# [Prompt]
Lines that hold the string "Cursos" are to be counted; give only their number.

--- Begin Available data ---

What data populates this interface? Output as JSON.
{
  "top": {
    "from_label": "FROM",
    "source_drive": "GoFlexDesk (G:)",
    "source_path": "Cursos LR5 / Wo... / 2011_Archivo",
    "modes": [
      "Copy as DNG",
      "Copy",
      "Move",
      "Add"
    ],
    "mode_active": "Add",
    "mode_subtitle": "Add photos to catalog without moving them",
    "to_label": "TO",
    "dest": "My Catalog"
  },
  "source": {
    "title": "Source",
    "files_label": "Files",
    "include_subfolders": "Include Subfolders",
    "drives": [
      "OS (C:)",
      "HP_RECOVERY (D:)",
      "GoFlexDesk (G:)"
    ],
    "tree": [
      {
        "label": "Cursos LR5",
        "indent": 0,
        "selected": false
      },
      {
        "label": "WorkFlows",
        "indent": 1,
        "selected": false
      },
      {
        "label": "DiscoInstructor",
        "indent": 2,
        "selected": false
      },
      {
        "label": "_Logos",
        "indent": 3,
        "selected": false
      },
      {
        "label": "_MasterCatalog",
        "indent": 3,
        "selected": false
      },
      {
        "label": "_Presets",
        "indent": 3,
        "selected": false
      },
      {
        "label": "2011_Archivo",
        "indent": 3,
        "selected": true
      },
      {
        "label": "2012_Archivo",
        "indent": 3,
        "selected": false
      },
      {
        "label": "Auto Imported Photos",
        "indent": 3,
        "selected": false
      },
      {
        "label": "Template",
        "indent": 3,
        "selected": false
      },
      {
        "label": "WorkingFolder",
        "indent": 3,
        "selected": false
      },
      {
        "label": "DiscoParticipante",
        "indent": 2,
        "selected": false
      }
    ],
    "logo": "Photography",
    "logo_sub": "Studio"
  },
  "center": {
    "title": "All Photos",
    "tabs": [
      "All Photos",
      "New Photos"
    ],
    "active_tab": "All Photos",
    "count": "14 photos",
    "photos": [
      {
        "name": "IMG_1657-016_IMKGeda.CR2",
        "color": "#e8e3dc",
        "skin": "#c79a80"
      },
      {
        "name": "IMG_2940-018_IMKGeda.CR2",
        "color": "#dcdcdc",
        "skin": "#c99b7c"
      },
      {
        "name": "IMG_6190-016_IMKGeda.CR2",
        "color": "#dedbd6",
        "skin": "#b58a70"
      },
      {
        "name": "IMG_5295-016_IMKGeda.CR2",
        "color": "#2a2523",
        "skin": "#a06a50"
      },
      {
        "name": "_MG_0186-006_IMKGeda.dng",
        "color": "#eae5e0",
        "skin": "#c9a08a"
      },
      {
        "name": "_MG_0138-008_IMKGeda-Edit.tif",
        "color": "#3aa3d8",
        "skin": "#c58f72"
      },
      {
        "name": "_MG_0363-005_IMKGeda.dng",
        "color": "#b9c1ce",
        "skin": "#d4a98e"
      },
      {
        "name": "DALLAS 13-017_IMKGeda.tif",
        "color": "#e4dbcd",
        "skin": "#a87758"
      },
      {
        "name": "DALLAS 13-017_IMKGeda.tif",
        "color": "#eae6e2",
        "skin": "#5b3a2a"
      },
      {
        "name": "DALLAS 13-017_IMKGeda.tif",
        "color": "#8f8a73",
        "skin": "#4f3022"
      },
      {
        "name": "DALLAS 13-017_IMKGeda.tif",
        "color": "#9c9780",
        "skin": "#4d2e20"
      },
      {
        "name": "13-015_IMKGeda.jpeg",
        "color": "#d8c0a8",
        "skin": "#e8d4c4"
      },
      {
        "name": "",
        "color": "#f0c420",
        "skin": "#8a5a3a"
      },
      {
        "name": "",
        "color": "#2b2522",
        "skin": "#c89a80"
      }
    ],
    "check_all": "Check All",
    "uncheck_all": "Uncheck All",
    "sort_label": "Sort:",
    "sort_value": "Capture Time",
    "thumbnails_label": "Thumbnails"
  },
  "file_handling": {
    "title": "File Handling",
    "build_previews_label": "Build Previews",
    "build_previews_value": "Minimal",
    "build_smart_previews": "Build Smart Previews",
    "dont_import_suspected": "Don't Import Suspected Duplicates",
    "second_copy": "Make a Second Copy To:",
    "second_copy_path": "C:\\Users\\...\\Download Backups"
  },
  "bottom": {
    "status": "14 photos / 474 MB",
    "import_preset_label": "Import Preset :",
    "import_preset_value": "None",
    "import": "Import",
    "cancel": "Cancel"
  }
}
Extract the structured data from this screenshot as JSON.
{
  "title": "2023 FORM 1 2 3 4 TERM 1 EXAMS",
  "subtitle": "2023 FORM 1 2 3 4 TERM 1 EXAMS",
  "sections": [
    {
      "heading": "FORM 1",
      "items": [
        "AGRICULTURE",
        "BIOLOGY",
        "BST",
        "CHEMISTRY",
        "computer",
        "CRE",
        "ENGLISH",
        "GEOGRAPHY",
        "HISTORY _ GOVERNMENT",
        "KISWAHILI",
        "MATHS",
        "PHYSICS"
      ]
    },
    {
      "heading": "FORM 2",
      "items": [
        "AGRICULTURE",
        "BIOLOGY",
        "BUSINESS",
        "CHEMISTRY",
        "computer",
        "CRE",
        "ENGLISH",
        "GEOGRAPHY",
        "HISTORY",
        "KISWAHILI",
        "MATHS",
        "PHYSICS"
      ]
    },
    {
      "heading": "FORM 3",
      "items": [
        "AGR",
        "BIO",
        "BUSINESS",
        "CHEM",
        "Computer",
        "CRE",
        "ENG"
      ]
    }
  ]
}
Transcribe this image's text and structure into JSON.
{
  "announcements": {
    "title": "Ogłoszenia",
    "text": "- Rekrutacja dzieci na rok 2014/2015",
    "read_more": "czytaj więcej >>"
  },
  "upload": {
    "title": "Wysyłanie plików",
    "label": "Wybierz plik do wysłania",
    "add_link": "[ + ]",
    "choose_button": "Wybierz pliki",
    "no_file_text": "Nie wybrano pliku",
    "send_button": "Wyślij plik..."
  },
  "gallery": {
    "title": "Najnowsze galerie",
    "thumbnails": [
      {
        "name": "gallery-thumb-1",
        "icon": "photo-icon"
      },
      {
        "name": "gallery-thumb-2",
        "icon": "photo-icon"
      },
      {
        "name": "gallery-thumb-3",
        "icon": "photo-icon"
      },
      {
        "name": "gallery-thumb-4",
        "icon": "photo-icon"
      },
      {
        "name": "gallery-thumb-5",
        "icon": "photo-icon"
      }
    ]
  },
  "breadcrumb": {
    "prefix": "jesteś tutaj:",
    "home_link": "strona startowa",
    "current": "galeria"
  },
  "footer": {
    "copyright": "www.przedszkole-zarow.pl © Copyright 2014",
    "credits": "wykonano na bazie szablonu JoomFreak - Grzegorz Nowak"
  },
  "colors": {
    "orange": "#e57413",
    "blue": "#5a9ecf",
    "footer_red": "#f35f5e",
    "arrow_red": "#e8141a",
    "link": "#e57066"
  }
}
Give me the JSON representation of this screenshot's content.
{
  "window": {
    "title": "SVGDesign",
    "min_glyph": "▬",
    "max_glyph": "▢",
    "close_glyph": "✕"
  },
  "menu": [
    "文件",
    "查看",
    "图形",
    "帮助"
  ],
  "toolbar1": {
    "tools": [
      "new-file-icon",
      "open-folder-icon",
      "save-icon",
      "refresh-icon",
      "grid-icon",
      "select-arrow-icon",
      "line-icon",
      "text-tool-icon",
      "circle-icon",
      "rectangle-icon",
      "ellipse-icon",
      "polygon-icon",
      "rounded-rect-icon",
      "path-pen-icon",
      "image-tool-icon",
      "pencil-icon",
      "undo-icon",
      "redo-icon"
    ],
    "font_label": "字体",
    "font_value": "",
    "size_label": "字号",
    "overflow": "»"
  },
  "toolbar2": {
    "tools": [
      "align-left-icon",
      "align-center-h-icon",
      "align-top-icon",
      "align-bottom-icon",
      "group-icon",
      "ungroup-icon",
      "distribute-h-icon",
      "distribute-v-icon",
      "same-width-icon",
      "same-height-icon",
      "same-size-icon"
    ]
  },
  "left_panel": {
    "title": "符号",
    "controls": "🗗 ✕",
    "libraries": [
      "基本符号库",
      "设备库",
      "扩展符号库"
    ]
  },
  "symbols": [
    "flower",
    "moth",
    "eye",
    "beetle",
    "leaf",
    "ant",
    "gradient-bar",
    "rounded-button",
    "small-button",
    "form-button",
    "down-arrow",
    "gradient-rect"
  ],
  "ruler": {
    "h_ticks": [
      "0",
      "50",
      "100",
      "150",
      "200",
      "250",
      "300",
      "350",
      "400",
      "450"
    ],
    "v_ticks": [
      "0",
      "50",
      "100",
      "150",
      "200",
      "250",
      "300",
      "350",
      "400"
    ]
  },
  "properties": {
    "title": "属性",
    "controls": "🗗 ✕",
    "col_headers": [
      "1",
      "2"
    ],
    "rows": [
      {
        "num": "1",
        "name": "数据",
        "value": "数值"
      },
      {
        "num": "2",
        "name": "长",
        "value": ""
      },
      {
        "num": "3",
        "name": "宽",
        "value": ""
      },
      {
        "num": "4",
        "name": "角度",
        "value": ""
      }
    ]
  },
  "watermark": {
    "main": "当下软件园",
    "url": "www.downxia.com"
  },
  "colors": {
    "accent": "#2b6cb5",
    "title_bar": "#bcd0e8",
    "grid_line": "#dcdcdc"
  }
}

--- End Available data ---

# [Reply to the task]
2